§ Description of the task: Wherever the word "orientações" appears in the entries, copy the whole line.

§ Listed records:
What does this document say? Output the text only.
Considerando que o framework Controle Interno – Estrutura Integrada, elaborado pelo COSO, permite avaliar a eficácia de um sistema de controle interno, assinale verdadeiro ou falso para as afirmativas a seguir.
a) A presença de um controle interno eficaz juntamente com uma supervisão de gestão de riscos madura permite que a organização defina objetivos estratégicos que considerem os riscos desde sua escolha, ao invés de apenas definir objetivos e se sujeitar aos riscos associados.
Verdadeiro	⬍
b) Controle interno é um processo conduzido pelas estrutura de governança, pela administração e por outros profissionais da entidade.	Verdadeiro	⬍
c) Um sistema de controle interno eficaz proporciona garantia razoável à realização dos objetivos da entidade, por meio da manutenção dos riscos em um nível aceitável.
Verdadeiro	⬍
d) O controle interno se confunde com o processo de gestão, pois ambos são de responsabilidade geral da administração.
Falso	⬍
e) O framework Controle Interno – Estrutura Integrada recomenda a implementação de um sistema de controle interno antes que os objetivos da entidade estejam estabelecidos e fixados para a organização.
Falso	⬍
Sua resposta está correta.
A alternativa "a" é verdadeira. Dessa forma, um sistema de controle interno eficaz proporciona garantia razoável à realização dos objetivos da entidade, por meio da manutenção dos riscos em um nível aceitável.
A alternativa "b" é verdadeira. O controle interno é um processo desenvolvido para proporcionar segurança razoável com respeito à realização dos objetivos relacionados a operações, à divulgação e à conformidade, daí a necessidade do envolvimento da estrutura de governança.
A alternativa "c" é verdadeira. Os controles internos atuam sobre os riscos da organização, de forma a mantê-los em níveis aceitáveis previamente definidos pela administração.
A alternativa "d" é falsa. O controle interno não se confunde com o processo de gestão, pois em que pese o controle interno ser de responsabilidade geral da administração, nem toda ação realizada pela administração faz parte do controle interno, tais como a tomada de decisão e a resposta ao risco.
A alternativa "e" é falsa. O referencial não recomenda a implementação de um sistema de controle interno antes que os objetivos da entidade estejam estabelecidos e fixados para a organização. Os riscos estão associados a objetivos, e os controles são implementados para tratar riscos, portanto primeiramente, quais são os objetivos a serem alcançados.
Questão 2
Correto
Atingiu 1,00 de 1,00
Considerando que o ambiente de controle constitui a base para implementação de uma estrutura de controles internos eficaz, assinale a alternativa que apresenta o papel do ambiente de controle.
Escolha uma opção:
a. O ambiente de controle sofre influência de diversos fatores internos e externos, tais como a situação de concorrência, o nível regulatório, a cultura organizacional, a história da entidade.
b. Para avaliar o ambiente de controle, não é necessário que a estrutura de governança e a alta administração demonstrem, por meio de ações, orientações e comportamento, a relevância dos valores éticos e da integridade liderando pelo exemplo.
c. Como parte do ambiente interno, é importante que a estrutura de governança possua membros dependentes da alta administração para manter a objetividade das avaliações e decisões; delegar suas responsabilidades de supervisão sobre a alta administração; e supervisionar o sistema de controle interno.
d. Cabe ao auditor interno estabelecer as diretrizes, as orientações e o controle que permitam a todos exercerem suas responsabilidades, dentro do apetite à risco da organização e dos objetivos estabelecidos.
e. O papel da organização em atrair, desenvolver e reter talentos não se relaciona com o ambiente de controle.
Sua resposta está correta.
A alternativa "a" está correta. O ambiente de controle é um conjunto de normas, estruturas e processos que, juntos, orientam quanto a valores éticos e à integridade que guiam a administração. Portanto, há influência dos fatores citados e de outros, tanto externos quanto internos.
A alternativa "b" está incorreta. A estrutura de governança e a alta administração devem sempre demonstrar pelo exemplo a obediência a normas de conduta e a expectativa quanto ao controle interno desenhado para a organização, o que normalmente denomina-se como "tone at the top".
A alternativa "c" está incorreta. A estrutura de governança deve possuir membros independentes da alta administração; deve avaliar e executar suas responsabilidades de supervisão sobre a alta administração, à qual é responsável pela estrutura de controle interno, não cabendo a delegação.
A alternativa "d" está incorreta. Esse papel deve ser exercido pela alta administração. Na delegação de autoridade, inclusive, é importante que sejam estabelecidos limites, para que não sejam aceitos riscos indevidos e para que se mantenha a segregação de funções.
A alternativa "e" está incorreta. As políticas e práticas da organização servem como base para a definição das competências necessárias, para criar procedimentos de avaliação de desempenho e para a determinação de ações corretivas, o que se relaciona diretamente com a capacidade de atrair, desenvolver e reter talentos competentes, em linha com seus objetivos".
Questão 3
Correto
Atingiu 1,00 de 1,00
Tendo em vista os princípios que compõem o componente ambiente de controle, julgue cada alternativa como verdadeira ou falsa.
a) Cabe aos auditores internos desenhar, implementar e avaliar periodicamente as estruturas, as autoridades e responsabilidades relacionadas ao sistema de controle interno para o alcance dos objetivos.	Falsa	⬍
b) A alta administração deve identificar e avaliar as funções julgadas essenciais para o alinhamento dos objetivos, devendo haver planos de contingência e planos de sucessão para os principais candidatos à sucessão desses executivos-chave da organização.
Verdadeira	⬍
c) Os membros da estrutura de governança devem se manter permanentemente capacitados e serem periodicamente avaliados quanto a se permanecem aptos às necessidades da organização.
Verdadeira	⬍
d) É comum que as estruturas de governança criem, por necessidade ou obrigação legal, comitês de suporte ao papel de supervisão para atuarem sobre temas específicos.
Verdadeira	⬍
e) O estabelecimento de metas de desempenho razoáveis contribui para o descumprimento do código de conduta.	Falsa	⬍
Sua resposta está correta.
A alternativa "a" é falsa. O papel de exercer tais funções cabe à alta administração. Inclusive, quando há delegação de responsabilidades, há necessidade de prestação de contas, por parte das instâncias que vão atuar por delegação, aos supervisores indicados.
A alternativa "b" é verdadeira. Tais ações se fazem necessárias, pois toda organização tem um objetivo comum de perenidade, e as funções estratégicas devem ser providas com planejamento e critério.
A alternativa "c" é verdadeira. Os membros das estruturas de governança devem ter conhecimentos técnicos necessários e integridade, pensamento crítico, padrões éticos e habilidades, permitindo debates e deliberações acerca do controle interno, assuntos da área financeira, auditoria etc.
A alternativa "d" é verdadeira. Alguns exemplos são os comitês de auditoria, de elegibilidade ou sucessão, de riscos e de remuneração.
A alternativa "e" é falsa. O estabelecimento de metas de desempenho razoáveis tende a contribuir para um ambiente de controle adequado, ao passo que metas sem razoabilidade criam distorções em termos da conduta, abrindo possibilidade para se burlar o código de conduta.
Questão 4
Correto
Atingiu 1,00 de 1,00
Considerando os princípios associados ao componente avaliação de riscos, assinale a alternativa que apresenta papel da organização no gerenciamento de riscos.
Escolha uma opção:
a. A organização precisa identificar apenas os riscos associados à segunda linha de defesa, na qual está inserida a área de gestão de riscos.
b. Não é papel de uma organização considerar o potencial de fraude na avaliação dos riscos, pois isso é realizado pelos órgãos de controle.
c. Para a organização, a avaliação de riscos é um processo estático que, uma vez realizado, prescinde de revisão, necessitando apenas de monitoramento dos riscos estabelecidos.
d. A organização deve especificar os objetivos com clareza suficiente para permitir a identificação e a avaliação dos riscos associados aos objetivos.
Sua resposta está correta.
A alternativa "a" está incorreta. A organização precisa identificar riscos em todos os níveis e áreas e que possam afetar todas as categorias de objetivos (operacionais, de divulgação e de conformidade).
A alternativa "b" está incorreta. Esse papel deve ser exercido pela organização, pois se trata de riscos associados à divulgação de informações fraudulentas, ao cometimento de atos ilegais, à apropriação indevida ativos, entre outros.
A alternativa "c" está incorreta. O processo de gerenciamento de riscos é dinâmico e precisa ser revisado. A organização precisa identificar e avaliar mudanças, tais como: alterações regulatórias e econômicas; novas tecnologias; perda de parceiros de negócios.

§ Exercise output:
b. Para avaliar o ambiente de controle, não é necessário que a estrutura de governança e a alta administração demonstrem, por meio de ações, orientações e comportamento, a relevância dos valores éticos e da integridade liderando pelo exemplo.
d. Cabe ao auditor interno estabelecer as diretrizes, as orientações e o controle que permitam a todos exercerem suas responsabilidades, dentro do apetite à risco da organização e dos objetivos estabelecidos.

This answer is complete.